▶ _任务说明_
把下面列表的全部行一字不差地重新写出来，回答中不要包含图片。

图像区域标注
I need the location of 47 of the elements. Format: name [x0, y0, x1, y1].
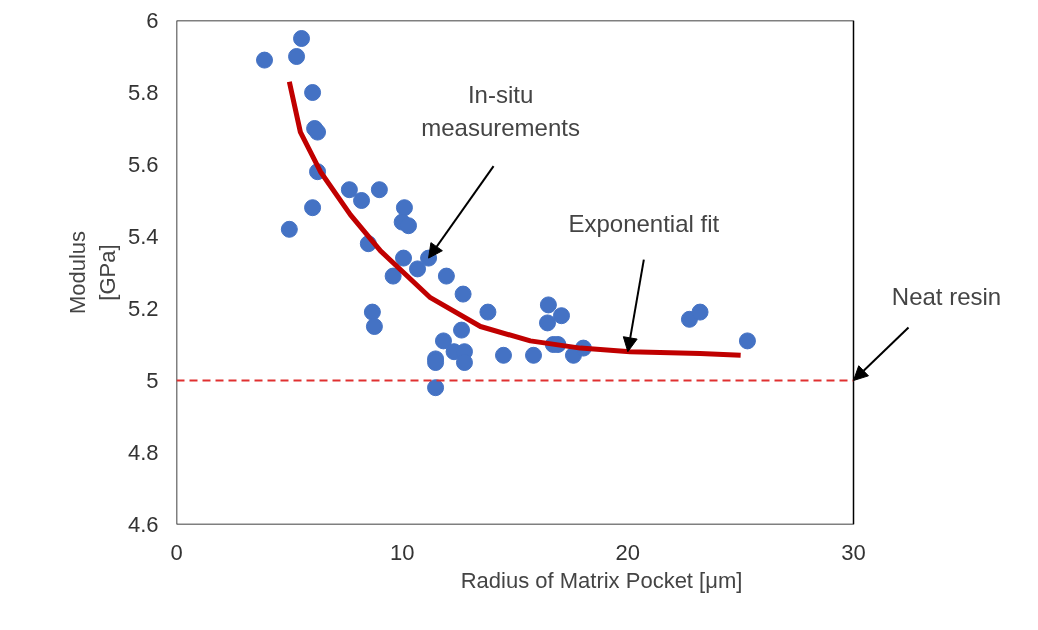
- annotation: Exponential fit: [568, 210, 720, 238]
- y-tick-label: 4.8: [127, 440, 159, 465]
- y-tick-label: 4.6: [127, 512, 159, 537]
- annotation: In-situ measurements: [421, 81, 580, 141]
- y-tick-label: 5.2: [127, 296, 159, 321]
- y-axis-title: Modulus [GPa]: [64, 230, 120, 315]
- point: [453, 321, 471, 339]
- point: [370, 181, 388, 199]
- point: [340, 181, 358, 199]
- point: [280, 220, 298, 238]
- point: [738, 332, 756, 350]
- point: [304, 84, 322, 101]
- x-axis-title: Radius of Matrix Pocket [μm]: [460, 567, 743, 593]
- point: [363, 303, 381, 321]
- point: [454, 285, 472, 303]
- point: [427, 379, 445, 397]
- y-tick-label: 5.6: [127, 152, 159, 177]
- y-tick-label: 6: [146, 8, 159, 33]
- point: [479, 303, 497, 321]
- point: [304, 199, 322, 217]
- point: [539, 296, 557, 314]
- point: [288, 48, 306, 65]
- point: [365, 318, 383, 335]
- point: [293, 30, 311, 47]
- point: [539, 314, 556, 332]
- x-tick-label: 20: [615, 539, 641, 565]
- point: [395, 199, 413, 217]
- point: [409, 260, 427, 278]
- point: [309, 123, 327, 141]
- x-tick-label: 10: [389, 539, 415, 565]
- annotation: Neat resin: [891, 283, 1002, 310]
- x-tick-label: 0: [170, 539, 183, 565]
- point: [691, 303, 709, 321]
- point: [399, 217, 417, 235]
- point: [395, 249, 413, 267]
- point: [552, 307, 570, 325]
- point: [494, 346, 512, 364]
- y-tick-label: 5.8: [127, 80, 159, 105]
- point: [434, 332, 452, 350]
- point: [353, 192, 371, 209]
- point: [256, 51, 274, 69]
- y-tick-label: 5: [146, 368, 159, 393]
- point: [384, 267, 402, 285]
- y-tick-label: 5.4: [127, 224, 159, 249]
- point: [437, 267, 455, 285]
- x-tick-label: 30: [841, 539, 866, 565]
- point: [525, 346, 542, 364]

▶ _完整回答_
I need the location of 47 of the elements. Format: name [x0, y0, x1, y1].
- annotation: Exponential fit: [568, 210, 720, 238]
- y-tick-label: 4.8: [127, 440, 159, 465]
- y-tick-label: 4.6: [127, 512, 159, 537]
- annotation: In-situ measurements: [421, 81, 580, 141]
- y-tick-label: 5.2: [127, 296, 159, 321]
- y-axis-title: Modulus [GPa]: [64, 230, 120, 315]
- point: [453, 321, 471, 339]
- point: [370, 181, 388, 199]
- point: [340, 181, 358, 199]
- point: [280, 220, 298, 238]
- point: [738, 332, 756, 350]
- point: [304, 84, 322, 101]
- x-axis-title: Radius of Matrix Pocket [μm]: [460, 567, 743, 593]
- point: [363, 303, 381, 321]
- point: [454, 285, 472, 303]
- point: [427, 379, 445, 397]
- y-tick-label: 5.6: [127, 152, 159, 177]
- y-tick-label: 6: [146, 8, 159, 33]
- point: [479, 303, 497, 321]
- point: [304, 199, 322, 217]
- point: [539, 296, 557, 314]
- point: [288, 48, 306, 65]
- point: [365, 318, 383, 335]
- point: [293, 30, 311, 47]
- point: [539, 314, 556, 332]
- x-tick-label: 20: [615, 539, 641, 565]
- point: [395, 199, 413, 217]
- point: [409, 260, 427, 278]
- point: [309, 123, 327, 141]
- x-tick-label: 10: [389, 539, 415, 565]
- annotation: Neat resin: [891, 283, 1002, 310]
- x-tick-label: 0: [170, 539, 183, 565]
- point: [691, 303, 709, 321]
- point: [399, 217, 417, 235]
- point: [395, 249, 413, 267]
- point: [552, 307, 570, 325]
- point: [494, 346, 512, 364]
- y-tick-label: 5.8: [127, 80, 159, 105]
- point: [434, 332, 452, 350]
- point: [353, 192, 371, 209]
- point: [256, 51, 274, 69]
- y-tick-label: 5: [146, 368, 159, 393]
- point: [384, 267, 402, 285]
- y-tick-label: 5.4: [127, 224, 159, 249]
- point: [437, 267, 455, 285]
- x-tick-label: 30: [841, 539, 866, 565]
- point: [525, 346, 542, 364]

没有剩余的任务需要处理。